Collected data entries

━━━━━━━━━━━━━━━━

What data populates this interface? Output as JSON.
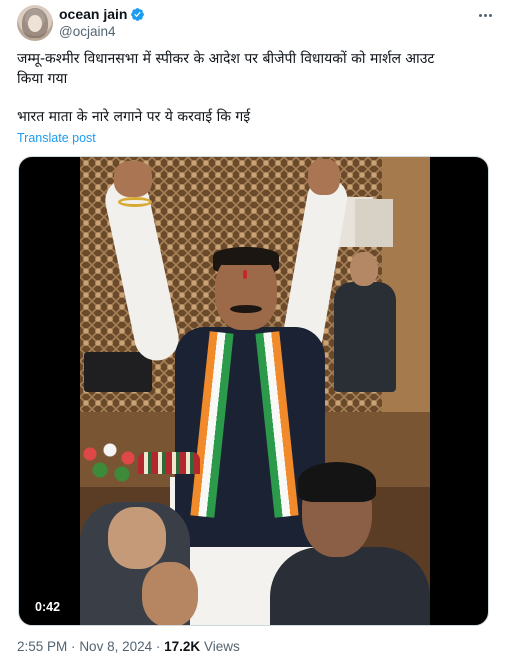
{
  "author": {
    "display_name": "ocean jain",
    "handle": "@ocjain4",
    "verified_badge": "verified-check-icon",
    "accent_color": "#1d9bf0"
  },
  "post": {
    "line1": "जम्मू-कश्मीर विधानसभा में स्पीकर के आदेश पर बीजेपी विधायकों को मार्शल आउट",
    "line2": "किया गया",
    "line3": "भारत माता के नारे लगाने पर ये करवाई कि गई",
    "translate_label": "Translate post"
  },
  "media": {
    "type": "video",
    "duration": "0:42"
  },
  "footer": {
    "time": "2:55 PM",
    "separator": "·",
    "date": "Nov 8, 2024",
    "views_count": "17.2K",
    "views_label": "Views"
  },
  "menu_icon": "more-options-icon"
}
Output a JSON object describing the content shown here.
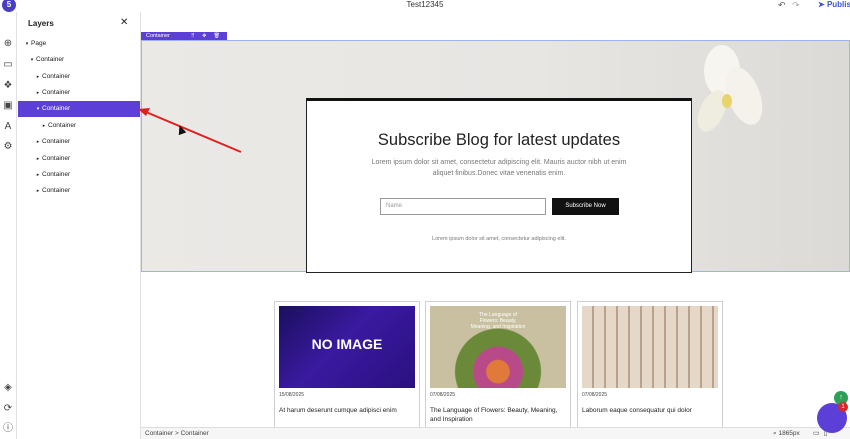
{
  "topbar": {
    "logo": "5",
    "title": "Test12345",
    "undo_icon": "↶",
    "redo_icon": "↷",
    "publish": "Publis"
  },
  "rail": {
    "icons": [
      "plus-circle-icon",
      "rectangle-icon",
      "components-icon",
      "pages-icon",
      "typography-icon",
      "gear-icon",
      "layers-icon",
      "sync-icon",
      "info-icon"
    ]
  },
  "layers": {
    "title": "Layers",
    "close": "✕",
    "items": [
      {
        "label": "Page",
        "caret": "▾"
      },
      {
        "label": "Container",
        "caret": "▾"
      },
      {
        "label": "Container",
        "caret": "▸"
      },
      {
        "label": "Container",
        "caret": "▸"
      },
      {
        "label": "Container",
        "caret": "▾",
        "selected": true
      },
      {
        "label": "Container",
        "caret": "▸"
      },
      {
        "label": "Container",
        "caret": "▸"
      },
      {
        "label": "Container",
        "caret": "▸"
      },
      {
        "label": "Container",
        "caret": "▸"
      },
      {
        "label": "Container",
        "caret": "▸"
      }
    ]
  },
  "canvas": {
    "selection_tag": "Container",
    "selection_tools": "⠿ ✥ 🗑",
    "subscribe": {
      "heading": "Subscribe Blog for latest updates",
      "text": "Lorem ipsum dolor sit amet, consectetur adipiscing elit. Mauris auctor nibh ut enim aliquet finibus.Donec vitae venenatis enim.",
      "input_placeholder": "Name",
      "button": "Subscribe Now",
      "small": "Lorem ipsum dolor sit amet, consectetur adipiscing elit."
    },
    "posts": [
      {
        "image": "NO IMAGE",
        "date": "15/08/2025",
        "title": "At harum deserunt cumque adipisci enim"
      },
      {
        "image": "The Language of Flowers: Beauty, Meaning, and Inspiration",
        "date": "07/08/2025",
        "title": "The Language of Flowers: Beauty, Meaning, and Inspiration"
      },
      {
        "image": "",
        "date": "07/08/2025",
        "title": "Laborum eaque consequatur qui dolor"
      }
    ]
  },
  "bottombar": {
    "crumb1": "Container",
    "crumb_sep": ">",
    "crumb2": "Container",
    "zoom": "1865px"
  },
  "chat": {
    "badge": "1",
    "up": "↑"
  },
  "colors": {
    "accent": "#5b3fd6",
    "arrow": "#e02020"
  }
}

━━━━━━━━━━━━━━━━

### Stated exercise
Of the lines above, copy each that contains "adipiscing".

### Solution to the exercise
      "text": "Lorem ipsum dolor sit amet, consectetur adipiscing elit. Mauris auctor nibh ut enim aliquet finibus.Donec vitae venenatis enim.",
      "small": "Lorem ipsum dolor sit amet, consectetur adipiscing elit."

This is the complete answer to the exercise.